start PROVIDED PASSAGE

The Procession of the Species, a yearly, dearly-loved event that happens in tandem with Earth Day and Arts Walk, has many supporters in the Olympia community. At The Evergreen State College, educators Cynthia Kennedy and Terry Setter are integrating it into their class, Awakening the Dreamer. They recently asked Eli Sterling, founder of the Procession, to speak to students in preparation for their class contribution to its upcoming 19th season. The students will be offering service time at the community studio and, creating their own costumes, will eventually become part of the Procession. Eli invited me to attend the class and learn more about the Procession.

The class began with the viewing of a new film created by local filmmaker, Marc Sterling. This lovely nine minute film titled Procession–Year of the Heart, presents beautifully edited footage of the 2012 Procession, both from the evening Luminary Procession and the following daytime event dancing through the streets of Olympia. Weaving together scenes of costumes and studio preparations with Marc’s original music score, and thoughtful narration from an interview with Eli Sterling (no relation to Marc), the film takes its viewers directly to the feeling foundation of the Procession, to its loving, joyous heart. We see participants in the studio create their costumes and other creations, and then take them out onto the streets of Olympia in procession–both in the evening, with lit-up lantern creations highlighting an anteater and a huge praying mantis, to the event the following day with thousands of people participating and in attendance. It is a fine testament to the deep love so many people hold for this unique creative endeavor.

Speaking to the students, Eli began by pointing out that when he first started the Procession of the Species he saw a 20-year commitment to the process, thinking of the first five years as The Year of the Mask, the second five as The Year of the Dance, the third as The Year of the Voice and the fourth five years, of which this year’s Procession is a very appropriate part, as The Year of the Heart. I say “appropriate” because from the state of things on our planet these days, ‘heart’ is what is clearly needed! And that is what Eli Sterling and the Procession of the Species have been bringing to the streets of Olympia, and everyone who participates, whether processioner or observer, for almost 19 years.

As Eli spoke, however, I saw the burden he has carried in order to bring this not-so-small piece of joy to us. Between concerns over potential City permit fees and assigned charges for police and sanitation, the constant pressure to come up with considerable, yet not-so-available, funds to keep operations going between Processions, and his desire to impart to the community its true meaning, Eli has been, for the last 19 years, carrying behind the scenes, a rather weighty burden. He does admit, however, that in spite of it all, “things come to us” as each year the community rallies to make it happen.

A perfect example of this community spirit came this year when Joe Illing, who watched the first Procession in 1995 from his downtown office and has admired it for years, recently read a newspaper article and learned of the financial struggle involved in keeping it running. Inspired to be of service, he offered an empty property downtown for art studio use for two months, rent-free (the Procession will pay utilities and insurance). That space, at 406 Water St. SW, has already been named the “Butterfly Annex,” and will house the batik studio, where wings, smocks and other creative costuming will be produced. Another satellite studio, located at 600 4th Ave. E, has been dubbed the Whale Annex. This larger space, owned by Steve Cooper and managed by his daughter, Erica, has also been offered to the Procession under very generous terms, and will have room for larger projects.

end PROVIDED PASSAGE
start GIVEN DATA

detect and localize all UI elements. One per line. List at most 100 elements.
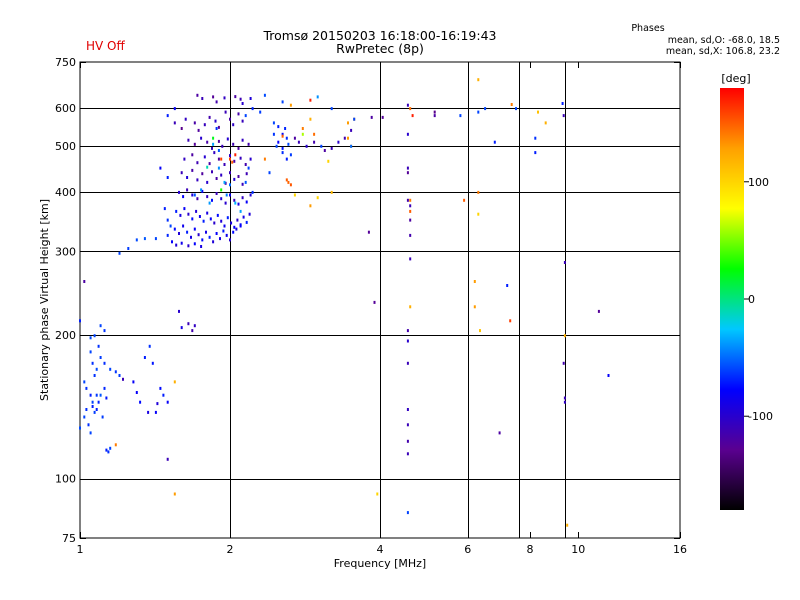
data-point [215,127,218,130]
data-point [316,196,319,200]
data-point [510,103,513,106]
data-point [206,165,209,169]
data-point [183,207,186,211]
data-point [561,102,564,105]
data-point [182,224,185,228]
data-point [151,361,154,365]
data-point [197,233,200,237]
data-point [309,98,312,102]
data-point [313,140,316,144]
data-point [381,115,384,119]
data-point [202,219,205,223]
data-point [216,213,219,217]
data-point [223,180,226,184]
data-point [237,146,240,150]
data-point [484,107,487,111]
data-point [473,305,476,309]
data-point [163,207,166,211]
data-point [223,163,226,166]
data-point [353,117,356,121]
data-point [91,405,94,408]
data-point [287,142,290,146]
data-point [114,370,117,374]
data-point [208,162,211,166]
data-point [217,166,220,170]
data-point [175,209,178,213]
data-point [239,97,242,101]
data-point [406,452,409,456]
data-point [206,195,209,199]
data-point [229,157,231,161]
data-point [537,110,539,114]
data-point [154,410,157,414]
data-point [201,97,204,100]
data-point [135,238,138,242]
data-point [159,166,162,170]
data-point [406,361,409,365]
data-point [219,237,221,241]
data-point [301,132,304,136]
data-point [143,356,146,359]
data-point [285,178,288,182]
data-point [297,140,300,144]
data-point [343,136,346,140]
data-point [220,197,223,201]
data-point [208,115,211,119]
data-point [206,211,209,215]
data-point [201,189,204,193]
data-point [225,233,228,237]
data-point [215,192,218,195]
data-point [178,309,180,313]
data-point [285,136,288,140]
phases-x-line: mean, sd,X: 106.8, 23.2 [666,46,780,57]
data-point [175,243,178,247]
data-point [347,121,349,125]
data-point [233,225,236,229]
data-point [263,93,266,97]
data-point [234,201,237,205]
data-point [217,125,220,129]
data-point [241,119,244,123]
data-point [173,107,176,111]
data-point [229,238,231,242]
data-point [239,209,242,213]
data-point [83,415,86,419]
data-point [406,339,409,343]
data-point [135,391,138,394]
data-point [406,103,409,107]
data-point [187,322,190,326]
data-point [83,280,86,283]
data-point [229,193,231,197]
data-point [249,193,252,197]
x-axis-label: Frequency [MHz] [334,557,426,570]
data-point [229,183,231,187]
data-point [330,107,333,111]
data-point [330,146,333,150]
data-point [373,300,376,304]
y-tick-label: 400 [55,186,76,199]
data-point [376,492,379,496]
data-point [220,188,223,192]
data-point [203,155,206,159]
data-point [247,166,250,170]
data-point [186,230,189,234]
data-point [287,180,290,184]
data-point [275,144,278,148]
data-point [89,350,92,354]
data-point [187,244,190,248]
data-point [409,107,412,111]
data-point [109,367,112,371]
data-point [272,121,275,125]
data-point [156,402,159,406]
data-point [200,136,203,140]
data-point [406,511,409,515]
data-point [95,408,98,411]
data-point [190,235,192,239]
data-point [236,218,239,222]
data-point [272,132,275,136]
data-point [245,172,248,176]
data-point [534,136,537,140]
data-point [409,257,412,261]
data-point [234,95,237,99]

end GIVEN DATA

#### THINGS TO DO
1. In the Procession of the Species article, what name has been given to the space at 406 Water St. SW?
2. Pull out the lines of the records from the line with "data-point [215,127,218,130]" to the line with "data-point [313,140,316,144]", both included, and reproduce them without any changes.
The article and the records have no connection to each other.

#### CORRECT ANSWERS
1. The "Butterfly Annex."

2.
data-point [215,127,218,130]
data-point [316,196,319,200]
data-point [510,103,513,106]
data-point [206,165,209,169]
data-point [183,207,186,211]
data-point [561,102,564,105]
data-point [182,224,185,228]
data-point [151,361,154,365]
data-point [197,233,200,237]
data-point [309,98,312,102]
data-point [313,140,316,144]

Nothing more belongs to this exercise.